++++ RAW DATA ++++

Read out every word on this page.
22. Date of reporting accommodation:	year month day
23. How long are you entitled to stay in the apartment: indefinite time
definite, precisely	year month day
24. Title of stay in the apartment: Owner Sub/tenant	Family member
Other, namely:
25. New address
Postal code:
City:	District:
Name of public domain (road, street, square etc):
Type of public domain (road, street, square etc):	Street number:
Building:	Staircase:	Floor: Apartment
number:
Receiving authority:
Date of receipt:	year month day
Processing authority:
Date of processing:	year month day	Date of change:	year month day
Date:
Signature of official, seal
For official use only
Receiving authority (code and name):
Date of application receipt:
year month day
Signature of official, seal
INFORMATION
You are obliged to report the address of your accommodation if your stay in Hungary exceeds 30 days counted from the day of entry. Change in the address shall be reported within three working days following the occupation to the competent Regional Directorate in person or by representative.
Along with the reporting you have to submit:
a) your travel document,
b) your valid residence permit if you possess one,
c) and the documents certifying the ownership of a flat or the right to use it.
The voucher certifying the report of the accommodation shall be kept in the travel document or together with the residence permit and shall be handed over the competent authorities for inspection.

++++
++++ RAW DATA ++++

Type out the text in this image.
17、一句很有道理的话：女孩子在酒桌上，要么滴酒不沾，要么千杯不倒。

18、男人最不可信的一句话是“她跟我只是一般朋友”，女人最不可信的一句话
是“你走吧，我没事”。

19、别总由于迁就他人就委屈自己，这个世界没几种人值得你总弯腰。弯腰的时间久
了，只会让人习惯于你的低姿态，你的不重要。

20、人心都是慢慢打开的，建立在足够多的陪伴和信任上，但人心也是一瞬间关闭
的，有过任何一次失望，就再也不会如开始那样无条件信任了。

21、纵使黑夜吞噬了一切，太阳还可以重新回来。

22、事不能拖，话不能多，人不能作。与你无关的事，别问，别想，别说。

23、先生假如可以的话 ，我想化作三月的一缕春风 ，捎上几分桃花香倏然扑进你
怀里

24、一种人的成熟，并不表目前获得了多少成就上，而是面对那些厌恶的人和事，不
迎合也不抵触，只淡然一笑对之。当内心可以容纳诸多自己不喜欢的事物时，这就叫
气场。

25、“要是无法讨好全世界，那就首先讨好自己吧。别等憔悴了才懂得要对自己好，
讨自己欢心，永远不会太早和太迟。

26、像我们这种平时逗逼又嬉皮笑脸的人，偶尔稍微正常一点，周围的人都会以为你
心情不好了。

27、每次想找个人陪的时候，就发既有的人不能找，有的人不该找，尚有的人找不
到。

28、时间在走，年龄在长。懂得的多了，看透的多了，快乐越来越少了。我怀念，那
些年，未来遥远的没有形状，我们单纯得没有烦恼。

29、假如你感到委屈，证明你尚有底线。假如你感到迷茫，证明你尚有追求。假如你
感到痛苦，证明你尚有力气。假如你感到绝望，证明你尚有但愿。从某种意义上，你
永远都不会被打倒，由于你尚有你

++++

## DIRECTIONS
Give every line of the material that includes the string "stay".

## RESPONSE TO THIS TASK
23. How long are you entitled to stay in the apartment: indefinite time
24. Title of stay in the apartment: Owner Sub/tenant	Family member
You are obliged to report the address of your accommodation if your stay in Hungary exceeds 30 days counted from the day of entry. Change in the address shall be reported within three working days following the occupation to the competent Regional Directorate in person or by representative.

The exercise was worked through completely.